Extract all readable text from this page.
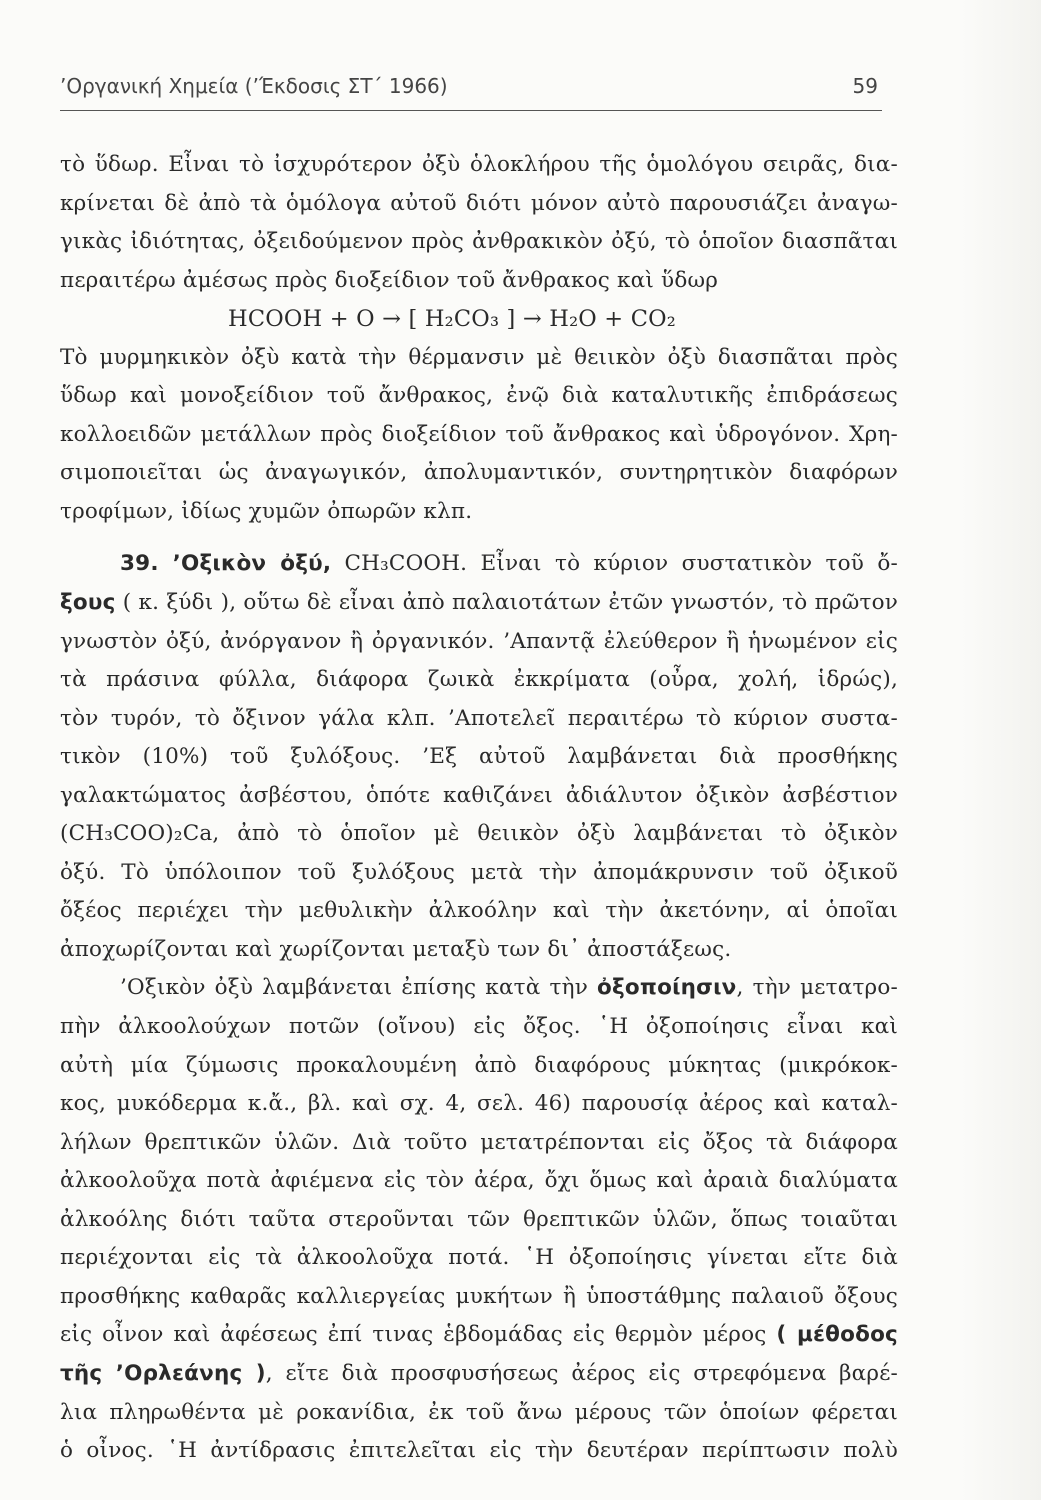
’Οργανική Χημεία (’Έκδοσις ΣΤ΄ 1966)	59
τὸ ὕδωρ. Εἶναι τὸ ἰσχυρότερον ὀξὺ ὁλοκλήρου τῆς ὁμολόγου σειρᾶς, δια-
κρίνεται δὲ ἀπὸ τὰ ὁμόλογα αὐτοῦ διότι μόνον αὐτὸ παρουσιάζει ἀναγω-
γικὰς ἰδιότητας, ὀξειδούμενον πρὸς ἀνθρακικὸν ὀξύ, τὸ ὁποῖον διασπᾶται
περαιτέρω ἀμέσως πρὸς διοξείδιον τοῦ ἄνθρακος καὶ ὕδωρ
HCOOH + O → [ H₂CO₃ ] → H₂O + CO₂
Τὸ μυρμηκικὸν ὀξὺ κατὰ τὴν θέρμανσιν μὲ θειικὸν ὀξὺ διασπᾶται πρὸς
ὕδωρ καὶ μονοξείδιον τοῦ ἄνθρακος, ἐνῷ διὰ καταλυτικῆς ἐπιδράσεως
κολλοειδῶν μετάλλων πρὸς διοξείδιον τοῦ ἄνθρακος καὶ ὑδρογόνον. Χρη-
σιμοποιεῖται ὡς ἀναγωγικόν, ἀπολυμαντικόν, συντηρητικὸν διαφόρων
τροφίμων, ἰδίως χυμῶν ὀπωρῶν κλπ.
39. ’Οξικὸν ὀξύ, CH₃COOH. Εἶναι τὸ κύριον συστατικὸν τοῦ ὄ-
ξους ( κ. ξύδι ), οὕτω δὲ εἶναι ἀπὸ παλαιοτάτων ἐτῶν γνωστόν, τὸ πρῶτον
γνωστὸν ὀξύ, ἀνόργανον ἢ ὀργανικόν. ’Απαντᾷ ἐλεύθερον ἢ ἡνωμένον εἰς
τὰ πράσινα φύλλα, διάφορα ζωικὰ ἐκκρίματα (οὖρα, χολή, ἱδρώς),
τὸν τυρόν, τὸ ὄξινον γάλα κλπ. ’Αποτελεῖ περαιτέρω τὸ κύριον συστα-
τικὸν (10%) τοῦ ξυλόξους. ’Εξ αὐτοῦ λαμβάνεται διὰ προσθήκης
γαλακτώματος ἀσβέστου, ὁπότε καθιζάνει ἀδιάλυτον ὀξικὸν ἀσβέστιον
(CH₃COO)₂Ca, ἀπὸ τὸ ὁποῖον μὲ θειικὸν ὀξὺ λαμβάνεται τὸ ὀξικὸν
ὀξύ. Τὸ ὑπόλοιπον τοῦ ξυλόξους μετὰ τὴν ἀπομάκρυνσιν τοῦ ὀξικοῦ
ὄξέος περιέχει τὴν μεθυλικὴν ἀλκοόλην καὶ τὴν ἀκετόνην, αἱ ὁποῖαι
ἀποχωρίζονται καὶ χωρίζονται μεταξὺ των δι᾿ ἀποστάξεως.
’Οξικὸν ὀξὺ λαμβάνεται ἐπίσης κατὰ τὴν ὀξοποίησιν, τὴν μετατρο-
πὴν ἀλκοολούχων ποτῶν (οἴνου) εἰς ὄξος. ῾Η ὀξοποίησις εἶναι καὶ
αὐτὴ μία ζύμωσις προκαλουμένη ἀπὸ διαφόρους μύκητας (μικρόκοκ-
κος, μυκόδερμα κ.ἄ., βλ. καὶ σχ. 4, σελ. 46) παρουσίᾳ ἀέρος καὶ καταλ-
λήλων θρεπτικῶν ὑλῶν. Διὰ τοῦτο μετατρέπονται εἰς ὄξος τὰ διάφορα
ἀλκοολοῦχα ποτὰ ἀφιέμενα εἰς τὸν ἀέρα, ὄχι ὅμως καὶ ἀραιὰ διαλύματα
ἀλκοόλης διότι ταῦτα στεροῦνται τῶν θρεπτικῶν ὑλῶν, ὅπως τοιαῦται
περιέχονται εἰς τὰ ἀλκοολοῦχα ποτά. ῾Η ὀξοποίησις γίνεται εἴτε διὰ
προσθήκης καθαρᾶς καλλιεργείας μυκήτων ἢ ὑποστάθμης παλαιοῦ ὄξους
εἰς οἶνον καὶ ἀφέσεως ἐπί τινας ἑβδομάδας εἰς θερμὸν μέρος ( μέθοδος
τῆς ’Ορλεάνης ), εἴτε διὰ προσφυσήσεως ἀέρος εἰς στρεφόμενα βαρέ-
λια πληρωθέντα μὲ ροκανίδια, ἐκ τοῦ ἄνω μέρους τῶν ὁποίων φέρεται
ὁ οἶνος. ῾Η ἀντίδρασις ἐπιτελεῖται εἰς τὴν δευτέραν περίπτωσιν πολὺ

|---|

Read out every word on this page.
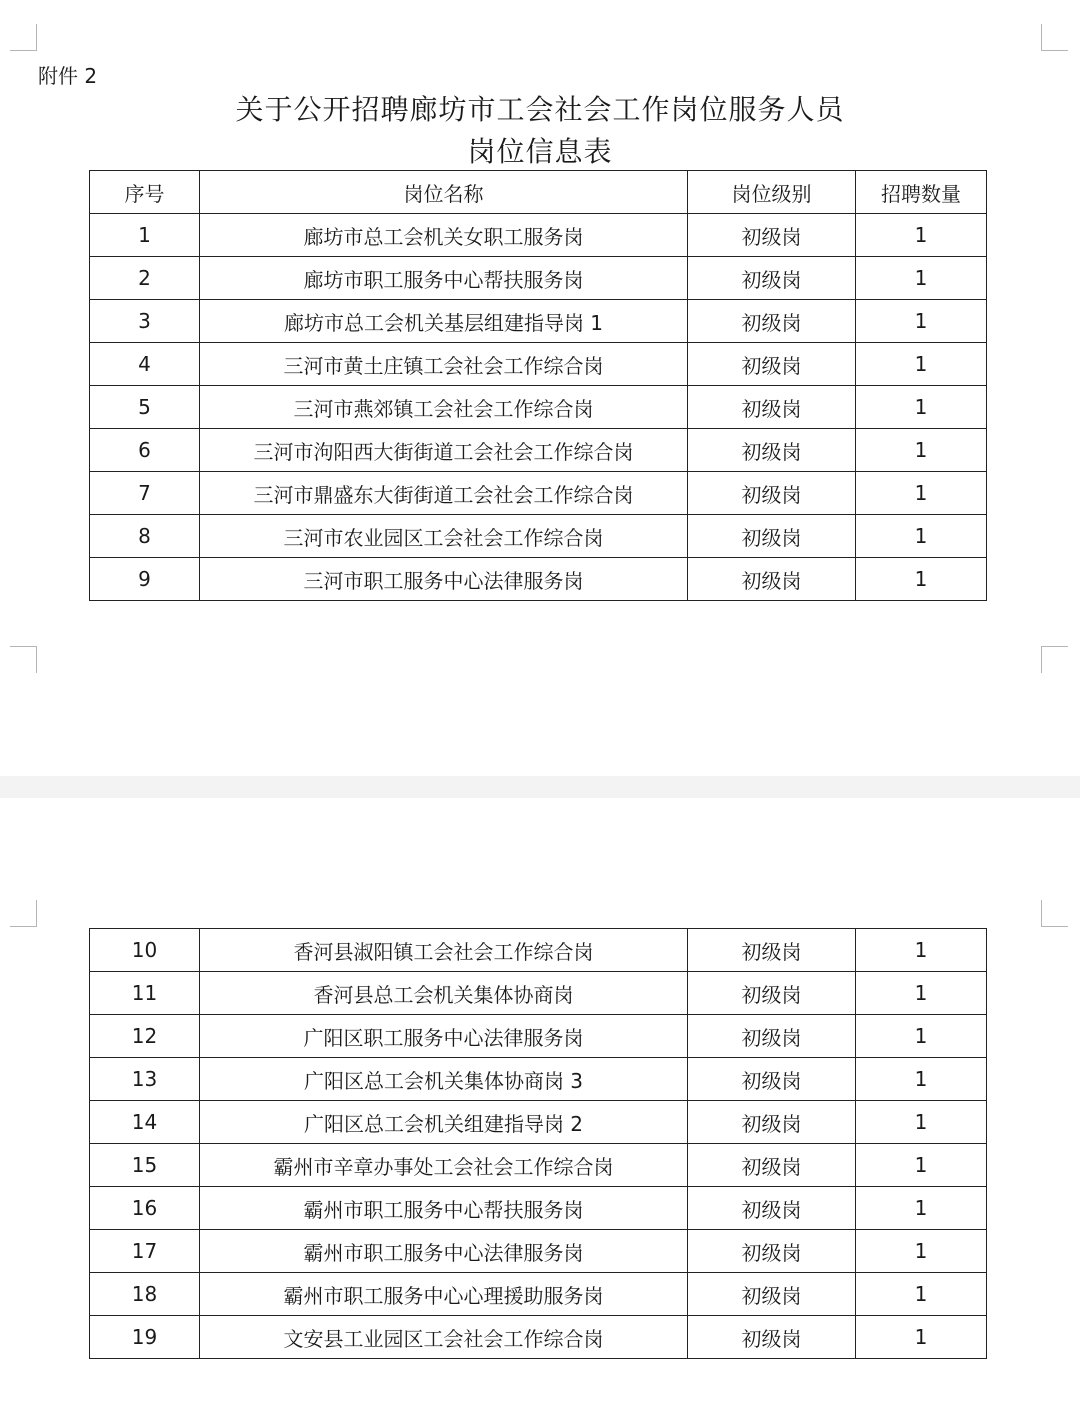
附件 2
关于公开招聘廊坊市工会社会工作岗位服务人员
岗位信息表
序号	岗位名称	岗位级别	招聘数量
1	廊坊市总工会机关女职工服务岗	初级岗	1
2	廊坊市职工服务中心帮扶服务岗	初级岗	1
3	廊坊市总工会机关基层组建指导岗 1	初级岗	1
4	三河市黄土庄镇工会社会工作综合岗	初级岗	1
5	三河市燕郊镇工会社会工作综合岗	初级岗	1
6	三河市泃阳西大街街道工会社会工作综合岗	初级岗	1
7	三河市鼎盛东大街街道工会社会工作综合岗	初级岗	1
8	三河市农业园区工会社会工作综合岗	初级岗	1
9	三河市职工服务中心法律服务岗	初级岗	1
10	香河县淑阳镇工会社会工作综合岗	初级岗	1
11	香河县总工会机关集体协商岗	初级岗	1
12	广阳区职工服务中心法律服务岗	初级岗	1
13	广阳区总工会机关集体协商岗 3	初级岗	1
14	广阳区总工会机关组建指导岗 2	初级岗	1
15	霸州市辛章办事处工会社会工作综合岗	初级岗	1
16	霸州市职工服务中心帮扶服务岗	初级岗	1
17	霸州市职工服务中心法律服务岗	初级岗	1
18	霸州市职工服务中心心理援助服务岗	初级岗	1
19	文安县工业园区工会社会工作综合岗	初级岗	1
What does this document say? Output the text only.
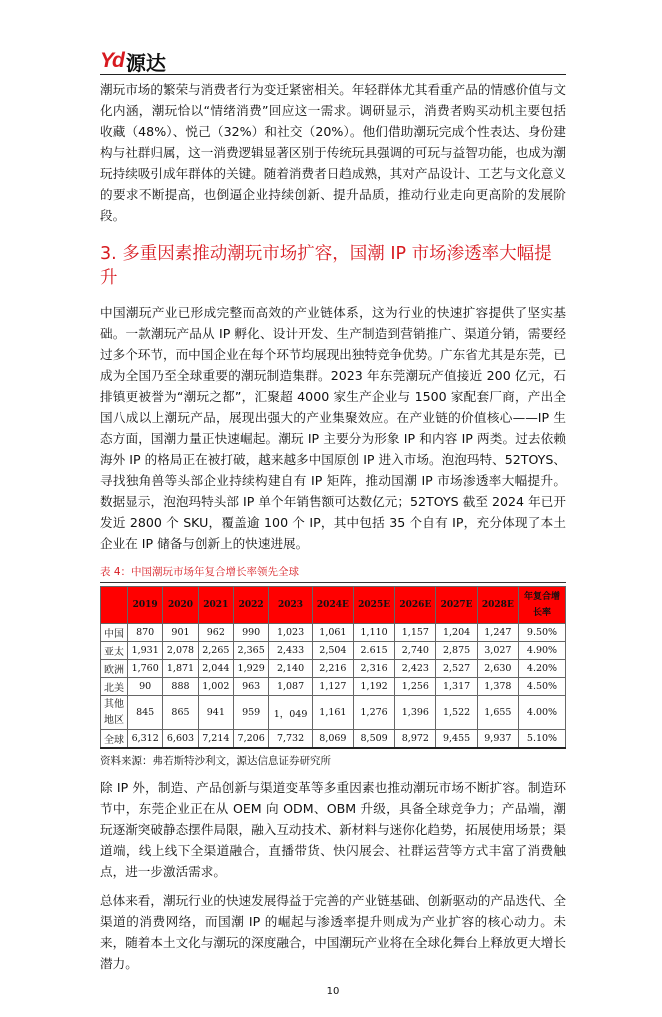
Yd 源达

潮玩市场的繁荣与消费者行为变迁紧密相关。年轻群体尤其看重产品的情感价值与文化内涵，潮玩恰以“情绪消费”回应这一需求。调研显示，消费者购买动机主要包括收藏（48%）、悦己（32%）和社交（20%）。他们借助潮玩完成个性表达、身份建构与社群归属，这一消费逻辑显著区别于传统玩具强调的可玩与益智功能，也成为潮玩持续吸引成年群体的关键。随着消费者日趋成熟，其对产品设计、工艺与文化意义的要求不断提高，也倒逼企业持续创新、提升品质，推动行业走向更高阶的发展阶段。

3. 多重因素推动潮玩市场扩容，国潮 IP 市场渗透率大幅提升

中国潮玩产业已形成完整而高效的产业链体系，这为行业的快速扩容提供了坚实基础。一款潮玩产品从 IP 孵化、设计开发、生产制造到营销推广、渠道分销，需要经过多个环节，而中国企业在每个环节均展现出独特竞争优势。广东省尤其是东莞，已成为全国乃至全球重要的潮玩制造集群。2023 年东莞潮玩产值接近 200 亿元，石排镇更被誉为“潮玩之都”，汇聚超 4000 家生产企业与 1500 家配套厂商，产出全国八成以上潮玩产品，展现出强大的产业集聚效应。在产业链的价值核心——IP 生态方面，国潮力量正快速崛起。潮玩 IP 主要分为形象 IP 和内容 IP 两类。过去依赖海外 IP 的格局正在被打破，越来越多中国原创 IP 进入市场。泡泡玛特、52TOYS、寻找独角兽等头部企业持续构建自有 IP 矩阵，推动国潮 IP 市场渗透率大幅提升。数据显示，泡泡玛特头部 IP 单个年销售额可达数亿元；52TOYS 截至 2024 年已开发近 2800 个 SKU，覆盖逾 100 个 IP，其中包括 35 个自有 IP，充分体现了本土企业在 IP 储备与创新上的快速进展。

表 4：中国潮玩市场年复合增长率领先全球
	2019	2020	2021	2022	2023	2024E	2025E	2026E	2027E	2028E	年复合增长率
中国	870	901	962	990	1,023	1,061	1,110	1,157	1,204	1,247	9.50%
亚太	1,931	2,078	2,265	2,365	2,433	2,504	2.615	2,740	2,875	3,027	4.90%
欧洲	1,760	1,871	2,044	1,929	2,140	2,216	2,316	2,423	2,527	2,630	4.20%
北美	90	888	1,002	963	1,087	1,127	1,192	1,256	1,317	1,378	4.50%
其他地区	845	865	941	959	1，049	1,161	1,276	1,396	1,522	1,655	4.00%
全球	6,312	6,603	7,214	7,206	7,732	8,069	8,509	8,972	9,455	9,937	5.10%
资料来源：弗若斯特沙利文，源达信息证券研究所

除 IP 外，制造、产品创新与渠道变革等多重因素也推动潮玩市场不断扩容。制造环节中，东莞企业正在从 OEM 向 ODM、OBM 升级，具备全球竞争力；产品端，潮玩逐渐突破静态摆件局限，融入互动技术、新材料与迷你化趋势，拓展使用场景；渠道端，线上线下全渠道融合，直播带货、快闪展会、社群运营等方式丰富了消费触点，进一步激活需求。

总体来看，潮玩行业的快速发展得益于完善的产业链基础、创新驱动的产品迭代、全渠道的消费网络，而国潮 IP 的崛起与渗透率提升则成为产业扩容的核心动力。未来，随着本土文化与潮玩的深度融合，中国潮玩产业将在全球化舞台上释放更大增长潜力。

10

|---|

Exercise: Compute how many lines include the string "ὑλῶν", then give that number by itself.

Answer to the task: 2